# Start of EXTRACTED RECORDS
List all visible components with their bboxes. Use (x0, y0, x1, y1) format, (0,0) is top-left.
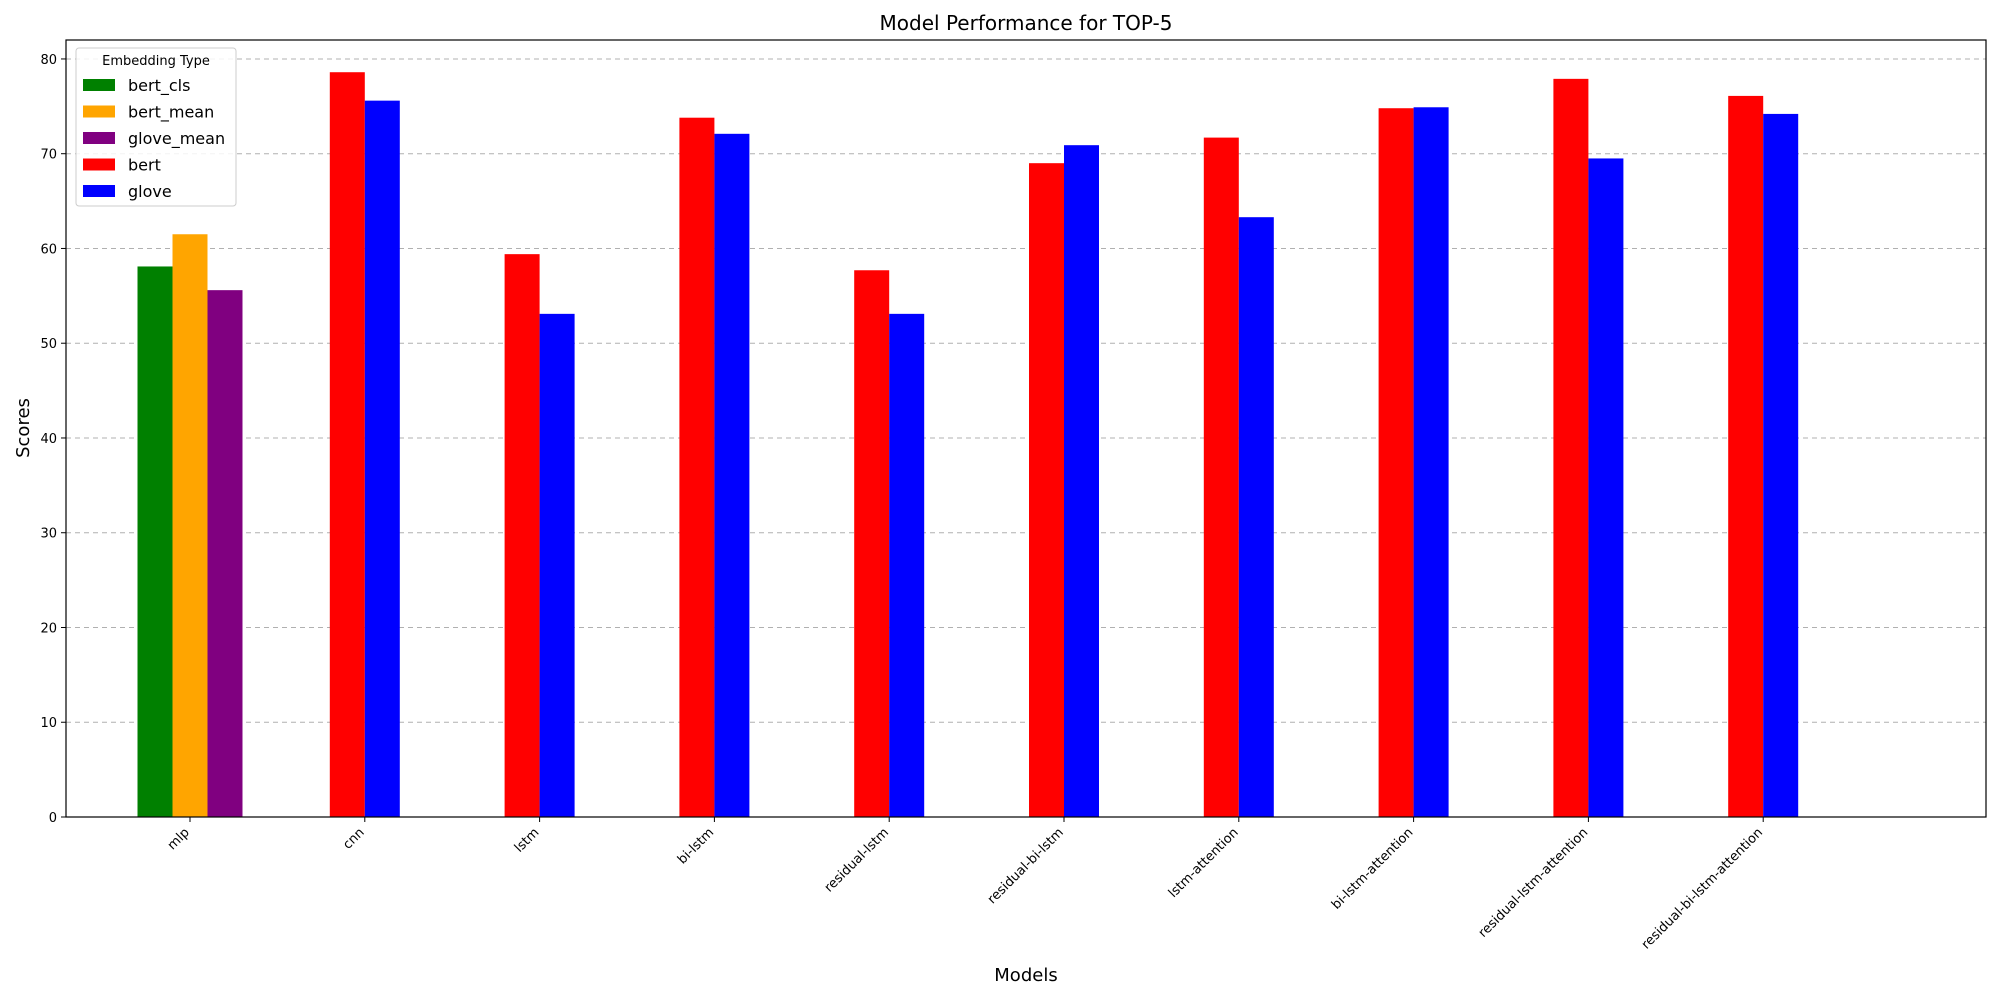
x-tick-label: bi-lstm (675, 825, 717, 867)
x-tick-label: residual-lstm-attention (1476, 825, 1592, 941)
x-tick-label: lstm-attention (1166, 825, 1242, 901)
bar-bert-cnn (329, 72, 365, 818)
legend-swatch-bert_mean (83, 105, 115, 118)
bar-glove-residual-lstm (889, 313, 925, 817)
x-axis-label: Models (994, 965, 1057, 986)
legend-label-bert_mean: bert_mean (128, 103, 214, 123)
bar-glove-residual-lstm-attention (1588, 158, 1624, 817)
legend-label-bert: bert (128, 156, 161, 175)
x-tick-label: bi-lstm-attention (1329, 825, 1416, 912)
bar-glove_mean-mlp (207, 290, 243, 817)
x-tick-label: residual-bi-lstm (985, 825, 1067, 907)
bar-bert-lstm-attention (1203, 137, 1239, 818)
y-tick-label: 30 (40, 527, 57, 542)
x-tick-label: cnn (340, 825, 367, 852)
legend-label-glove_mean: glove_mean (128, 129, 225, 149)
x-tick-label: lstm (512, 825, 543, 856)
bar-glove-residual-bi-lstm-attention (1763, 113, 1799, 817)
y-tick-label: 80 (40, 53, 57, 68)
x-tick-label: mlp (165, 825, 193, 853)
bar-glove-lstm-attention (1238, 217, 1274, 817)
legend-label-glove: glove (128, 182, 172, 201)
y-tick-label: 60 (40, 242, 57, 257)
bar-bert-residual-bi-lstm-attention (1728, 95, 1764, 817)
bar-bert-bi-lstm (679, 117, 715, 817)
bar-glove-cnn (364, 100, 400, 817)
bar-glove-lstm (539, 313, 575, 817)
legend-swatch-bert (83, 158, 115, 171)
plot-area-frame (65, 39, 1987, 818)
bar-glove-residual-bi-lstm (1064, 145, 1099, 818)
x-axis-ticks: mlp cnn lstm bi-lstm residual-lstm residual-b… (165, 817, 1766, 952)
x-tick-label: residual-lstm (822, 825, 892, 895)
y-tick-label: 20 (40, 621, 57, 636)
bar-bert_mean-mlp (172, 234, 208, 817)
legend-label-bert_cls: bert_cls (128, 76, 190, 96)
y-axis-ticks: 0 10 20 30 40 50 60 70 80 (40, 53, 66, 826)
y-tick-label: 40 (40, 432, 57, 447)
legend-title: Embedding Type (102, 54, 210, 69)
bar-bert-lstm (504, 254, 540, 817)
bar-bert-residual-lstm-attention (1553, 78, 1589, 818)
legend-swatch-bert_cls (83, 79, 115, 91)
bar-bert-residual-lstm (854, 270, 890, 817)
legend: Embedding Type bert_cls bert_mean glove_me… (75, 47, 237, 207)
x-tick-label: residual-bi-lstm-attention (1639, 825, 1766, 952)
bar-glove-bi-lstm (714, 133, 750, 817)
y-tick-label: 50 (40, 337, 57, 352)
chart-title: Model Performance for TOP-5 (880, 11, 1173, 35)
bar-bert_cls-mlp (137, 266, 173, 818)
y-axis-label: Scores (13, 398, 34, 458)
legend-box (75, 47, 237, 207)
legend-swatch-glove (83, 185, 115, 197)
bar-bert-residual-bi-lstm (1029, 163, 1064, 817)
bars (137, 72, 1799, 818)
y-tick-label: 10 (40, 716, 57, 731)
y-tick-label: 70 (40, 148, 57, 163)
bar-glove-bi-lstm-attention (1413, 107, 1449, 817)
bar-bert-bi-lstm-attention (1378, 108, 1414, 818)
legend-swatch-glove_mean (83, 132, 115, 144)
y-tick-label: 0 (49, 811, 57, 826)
# End of EXTRACTED RECORDS
[TASK]:
Copy the lines of the listing above word for word, leaving out the pictures.

[WRITTEN REPLY]:
List all visible components with their bboxes. Use (x0, y0, x1, y1) format, (0,0) is top-left.
x-tick-label: bi-lstm (675, 825, 717, 867)
x-tick-label: residual-lstm-attention (1476, 825, 1592, 941)
x-tick-label: lstm-attention (1166, 825, 1242, 901)
bar-bert-cnn (329, 72, 365, 818)
legend-swatch-bert_mean (83, 105, 115, 118)
bar-glove-residual-lstm (889, 313, 925, 817)
x-axis-label: Models (994, 965, 1057, 986)
legend-label-bert_mean: bert_mean (128, 103, 214, 123)
bar-glove-residual-lstm-attention (1588, 158, 1624, 817)
legend-label-bert: bert (128, 156, 161, 175)
x-tick-label: bi-lstm-attention (1329, 825, 1416, 912)
bar-glove_mean-mlp (207, 290, 243, 817)
x-tick-label: residual-bi-lstm (985, 825, 1067, 907)
bar-bert-lstm-attention (1203, 137, 1239, 818)
y-tick-label: 30 (40, 527, 57, 542)
x-tick-label: cnn (340, 825, 367, 852)
legend-label-glove_mean: glove_mean (128, 129, 225, 149)
x-tick-label: lstm (512, 825, 543, 856)
bar-glove-residual-bi-lstm-attention (1763, 113, 1799, 817)
y-tick-label: 80 (40, 53, 57, 68)
x-tick-label: mlp (165, 825, 193, 853)
bar-glove-lstm-attention (1238, 217, 1274, 817)
legend-label-glove: glove (128, 182, 172, 201)
y-tick-label: 60 (40, 242, 57, 257)
bar-bert-residual-bi-lstm-attention (1728, 95, 1764, 817)
bar-bert-bi-lstm (679, 117, 715, 817)
bar-glove-cnn (364, 100, 400, 817)
bar-glove-lstm (539, 313, 575, 817)
legend-swatch-bert (83, 158, 115, 171)
plot-area-frame (65, 39, 1987, 818)
bar-glove-residual-bi-lstm (1064, 145, 1099, 818)
x-axis-ticks: mlp cnn lstm bi-lstm residual-lstm residual-b… (165, 817, 1766, 952)
x-tick-label: residual-lstm (822, 825, 892, 895)
y-tick-label: 20 (40, 621, 57, 636)
bar-bert_mean-mlp (172, 234, 208, 817)
legend-label-bert_cls: bert_cls (128, 76, 190, 96)
y-axis-ticks: 0 10 20 30 40 50 60 70 80 (40, 53, 66, 826)
y-tick-label: 40 (40, 432, 57, 447)
legend-title: Embedding Type (102, 54, 210, 69)
bar-bert-lstm (504, 254, 540, 817)
bar-bert-residual-lstm-attention (1553, 78, 1589, 818)
legend-swatch-bert_cls (83, 79, 115, 91)
bar-bert-residual-lstm (854, 270, 890, 817)
legend: Embedding Type bert_cls bert_mean glove_me… (75, 47, 237, 207)
x-tick-label: residual-bi-lstm-attention (1639, 825, 1766, 952)
bar-glove-bi-lstm (714, 133, 750, 817)
y-tick-label: 50 (40, 337, 57, 352)
chart-title: Model Performance for TOP-5 (880, 11, 1173, 35)
bar-bert_cls-mlp (137, 266, 173, 818)
y-axis-label: Scores (13, 398, 34, 458)
legend-box (75, 47, 237, 207)
legend-swatch-glove (83, 185, 115, 197)
bar-bert-residual-bi-lstm (1029, 163, 1064, 817)
bars (137, 72, 1799, 818)
y-tick-label: 10 (40, 716, 57, 731)
y-tick-label: 70 (40, 148, 57, 163)
bar-glove-bi-lstm-attention (1413, 107, 1449, 817)
bar-bert-bi-lstm-attention (1378, 108, 1414, 818)
legend-swatch-glove_mean (83, 132, 115, 144)
y-tick-label: 0 (49, 811, 57, 826)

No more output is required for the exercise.